==== Given records

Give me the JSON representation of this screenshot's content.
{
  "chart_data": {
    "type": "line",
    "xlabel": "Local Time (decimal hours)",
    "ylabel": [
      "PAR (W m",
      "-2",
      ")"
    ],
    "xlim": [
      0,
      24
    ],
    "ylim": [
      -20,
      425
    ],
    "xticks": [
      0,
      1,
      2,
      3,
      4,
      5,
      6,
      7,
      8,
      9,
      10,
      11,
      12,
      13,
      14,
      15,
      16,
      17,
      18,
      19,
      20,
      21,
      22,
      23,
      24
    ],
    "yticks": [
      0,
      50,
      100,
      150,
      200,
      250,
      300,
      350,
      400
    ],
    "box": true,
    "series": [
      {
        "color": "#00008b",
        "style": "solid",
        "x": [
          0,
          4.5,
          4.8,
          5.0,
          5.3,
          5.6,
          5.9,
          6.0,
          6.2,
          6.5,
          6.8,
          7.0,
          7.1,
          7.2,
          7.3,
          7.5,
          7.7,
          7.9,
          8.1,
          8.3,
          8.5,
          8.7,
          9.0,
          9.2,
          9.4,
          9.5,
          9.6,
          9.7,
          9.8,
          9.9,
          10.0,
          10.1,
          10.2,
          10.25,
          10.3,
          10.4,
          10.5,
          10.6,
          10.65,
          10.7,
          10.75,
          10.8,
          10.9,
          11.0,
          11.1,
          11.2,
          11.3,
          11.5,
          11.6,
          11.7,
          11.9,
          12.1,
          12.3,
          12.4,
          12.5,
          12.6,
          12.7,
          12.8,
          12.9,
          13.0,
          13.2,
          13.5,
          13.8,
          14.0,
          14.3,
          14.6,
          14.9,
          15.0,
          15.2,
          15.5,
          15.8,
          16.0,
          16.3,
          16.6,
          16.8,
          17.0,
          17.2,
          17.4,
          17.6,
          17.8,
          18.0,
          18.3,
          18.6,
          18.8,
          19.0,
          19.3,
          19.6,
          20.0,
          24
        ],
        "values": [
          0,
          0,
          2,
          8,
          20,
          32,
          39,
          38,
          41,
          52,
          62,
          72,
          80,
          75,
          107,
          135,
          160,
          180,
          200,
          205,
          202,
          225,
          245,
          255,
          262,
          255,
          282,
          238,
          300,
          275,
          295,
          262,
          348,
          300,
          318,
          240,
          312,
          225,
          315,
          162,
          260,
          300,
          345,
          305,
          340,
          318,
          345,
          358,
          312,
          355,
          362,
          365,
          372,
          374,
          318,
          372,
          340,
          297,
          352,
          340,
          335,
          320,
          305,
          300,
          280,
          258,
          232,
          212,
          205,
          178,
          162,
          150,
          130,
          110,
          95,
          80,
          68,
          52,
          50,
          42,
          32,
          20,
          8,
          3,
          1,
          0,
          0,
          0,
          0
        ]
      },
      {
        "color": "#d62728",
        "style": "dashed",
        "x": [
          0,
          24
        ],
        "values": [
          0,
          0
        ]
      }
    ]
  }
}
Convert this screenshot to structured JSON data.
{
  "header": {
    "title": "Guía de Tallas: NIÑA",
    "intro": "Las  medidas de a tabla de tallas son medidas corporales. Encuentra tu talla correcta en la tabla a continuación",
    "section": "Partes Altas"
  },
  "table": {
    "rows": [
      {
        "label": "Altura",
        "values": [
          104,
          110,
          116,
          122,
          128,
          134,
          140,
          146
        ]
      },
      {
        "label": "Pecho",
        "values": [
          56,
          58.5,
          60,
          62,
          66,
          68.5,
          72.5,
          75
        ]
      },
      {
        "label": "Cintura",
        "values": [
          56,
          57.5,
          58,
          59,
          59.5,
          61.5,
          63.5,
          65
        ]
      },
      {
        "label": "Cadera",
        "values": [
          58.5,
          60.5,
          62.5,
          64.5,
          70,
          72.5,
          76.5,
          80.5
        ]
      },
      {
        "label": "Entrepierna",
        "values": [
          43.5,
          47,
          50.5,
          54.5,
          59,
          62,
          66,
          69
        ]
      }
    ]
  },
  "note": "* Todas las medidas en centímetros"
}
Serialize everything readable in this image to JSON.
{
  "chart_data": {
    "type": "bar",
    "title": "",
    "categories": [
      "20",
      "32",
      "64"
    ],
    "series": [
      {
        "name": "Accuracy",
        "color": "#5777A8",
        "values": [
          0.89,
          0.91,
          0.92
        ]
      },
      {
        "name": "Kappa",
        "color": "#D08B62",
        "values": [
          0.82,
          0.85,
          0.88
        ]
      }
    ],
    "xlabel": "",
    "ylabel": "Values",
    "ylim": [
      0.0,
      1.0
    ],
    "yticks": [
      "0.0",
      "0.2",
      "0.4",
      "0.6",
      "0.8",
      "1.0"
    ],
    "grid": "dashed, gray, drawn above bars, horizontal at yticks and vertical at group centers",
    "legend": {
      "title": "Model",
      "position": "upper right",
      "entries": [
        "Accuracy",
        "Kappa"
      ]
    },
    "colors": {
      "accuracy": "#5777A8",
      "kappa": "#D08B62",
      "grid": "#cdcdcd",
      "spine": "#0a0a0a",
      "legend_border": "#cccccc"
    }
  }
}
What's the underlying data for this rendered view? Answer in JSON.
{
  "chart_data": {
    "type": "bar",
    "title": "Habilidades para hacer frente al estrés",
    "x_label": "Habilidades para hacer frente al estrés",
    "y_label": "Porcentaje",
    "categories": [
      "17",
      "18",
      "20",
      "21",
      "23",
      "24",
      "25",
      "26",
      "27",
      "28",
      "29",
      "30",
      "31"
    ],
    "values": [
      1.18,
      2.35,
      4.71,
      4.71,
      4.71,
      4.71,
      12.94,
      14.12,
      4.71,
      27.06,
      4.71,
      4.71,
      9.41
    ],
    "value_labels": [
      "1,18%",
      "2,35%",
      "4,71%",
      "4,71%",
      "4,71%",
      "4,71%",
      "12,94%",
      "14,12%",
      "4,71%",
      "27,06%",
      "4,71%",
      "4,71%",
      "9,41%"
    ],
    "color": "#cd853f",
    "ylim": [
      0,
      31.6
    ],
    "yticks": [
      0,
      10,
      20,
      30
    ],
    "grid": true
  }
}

========

### Exercise requirements:
What is the number of lines containing "this"? Give that number only.

### Worked solution:
4